French bargain chain Tati still without new owner

4th August 2004, Comments 0 comments

PARIS, Aug 3 (AFP) - The future of French discount chain Tati, a retail institution known for bargain clothing, hung in the balance Tuesday as a Paris commercial court heard arguments as to who should take over the company.

PARIS, Aug 3 (AFP) - The future of French discount chain Tati, a retail institution known for bargain clothing, hung in the balance Tuesday as a Paris commercial court heard arguments as to who should take over the company.

Twelve firms have launched bids for the family-owned chain that was placed in receivership in September, but court administrators said only two offers were serious: one by the Asiatex group and a second by the Vetura group.

After the hearing, Tati lawyer Olivier Pardo said the court would name the winning bidder on Thursday.

Tati, founded in 1948 by Tunisian-born Jules Ouaki, began as a small shop on the boulevard Barbes in northern Paris, where the neighbourhood's mainly immigrant population rifled through messy bins in search of an unbeatable deal.

"My father was sensitive to the shame felt by all those of meagre means who never dared ask for a (lower) price due to fear of humiliation," Fabien Ouaki, the founder's son who took over the group in 1991, told Elle magazine in 1998.

Originally a purveyor of basics like underwear, sheets and lipstick, Tati later branched out to attract a more middle-class clientele, and designer Azzedine Alaia came up with tee-shirts, handbags and shoes for the company.

──────────────────────────────

## Task description
Pick up the news report on the Tati bargain chain after its final sentence and keep writing it.

──────────────────────────────

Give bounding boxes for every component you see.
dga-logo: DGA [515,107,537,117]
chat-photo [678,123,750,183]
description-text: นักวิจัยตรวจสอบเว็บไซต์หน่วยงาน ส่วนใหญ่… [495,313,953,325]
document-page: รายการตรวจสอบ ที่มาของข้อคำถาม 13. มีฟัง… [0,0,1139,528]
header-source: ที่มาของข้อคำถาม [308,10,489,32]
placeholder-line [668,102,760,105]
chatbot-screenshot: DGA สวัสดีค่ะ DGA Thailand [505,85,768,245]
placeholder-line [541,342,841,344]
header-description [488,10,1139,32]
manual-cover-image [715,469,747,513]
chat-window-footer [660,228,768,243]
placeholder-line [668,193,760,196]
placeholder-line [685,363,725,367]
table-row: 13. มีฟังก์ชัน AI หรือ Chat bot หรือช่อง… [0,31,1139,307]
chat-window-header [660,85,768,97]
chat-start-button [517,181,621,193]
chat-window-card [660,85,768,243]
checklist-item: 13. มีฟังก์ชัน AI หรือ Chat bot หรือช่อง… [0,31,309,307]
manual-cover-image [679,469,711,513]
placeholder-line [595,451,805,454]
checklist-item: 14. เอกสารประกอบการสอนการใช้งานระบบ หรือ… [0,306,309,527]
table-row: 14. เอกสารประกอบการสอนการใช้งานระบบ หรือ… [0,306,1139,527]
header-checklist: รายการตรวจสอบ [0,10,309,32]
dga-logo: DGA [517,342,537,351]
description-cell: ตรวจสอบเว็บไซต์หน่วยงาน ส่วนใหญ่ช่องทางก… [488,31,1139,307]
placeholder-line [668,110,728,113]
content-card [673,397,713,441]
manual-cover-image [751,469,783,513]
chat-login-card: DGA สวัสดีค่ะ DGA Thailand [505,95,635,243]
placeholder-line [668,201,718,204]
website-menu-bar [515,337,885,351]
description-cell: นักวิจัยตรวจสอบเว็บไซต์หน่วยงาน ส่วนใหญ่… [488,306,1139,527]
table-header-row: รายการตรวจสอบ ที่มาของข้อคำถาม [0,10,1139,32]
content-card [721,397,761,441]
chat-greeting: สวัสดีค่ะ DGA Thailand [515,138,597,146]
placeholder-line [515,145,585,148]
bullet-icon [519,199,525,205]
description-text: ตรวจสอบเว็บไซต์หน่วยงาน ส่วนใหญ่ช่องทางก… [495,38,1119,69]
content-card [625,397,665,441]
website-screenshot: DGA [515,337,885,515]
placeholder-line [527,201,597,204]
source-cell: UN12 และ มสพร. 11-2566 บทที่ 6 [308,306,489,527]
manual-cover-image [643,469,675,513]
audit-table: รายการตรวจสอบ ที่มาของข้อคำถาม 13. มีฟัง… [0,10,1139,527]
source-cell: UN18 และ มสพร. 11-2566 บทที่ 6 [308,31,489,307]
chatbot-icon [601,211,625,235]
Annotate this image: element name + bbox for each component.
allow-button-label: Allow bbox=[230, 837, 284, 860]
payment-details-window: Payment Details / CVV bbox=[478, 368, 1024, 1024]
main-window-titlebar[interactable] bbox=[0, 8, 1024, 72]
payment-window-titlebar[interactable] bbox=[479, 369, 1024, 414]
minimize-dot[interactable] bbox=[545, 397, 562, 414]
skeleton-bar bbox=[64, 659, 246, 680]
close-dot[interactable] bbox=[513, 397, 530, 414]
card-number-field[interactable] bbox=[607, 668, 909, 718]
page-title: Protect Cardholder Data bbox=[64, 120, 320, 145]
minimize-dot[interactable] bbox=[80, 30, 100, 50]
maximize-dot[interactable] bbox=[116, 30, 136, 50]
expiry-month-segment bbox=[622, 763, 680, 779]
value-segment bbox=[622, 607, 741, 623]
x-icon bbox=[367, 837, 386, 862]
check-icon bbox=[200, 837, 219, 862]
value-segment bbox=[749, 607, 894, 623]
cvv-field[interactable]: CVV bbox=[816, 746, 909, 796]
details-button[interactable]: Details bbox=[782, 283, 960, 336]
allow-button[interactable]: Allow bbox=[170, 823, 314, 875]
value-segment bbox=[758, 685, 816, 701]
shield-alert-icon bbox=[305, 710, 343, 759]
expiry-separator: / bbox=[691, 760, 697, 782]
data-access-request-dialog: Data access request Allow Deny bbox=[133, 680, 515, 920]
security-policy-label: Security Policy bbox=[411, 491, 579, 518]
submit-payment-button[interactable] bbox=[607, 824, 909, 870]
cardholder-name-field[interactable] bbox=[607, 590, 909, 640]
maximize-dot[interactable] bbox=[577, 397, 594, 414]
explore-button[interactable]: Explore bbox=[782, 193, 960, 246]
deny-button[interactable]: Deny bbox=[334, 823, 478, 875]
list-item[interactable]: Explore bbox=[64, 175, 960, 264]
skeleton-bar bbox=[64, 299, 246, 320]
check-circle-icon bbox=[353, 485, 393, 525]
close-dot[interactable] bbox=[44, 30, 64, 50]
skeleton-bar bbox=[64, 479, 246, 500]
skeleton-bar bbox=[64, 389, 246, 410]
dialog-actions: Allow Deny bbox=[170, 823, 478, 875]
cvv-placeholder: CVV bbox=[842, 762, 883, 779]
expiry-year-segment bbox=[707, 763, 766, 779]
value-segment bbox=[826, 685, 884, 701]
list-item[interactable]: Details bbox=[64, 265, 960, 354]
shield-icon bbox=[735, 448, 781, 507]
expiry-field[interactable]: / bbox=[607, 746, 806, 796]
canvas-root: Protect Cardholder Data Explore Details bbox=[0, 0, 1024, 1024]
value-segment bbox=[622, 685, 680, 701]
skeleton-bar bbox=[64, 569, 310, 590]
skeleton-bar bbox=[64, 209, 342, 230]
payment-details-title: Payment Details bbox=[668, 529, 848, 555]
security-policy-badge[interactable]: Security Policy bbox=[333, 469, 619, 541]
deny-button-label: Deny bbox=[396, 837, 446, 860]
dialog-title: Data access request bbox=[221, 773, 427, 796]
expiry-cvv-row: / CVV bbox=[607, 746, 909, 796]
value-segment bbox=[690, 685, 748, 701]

──────────────────────────────

## Result of the exercise
Alaia even used the store's signature rose and white gingham-check print in his own 1991 collection.

The group opened stores in Cameroon, Gabon and Ivory Coast, and had goods sold in department stores from Moscow to Beirut.

Tati then diversified, opening jewellery stores, wedding boutiques and travel agencies. "One in every 10 weddings sees a bride wearing a Tati gown," Jules Ouaki once said.

But eventually, the French company lost core customers to stores like the Gap and Hennes and Mauritz (H and M), which cater to a young, fashion-conscious clientele by offering trendy clothes at reasonable prices.

In August 2003, Tati succumbed to the economic pressure, filed a declaration of suspension of payments with a Paris commercial court and was placed in receivership.

Tati now has 29 stores and about 1,000 employees. It posted net losses of EUR 14 million (USD 16.9 million) for the 2003-04 business year that ended June 30, on sales of EUR 106 million.

A source close to the group said Tati's management would prefer it be taken over by the Vetura group and its Fabio Lucci label.

"To ensure the continuity of the business, it would be better to have a company that knows the trade rather than a company that only does import-export and has just 20 employees," the source told AFP.

Around 250 Tati employees from across France protested Tuesday outside the Paris courthouse, accusing Ouaki of abandoning them after leading bidders acknowledged plans to cut between 300 and 400 jobs.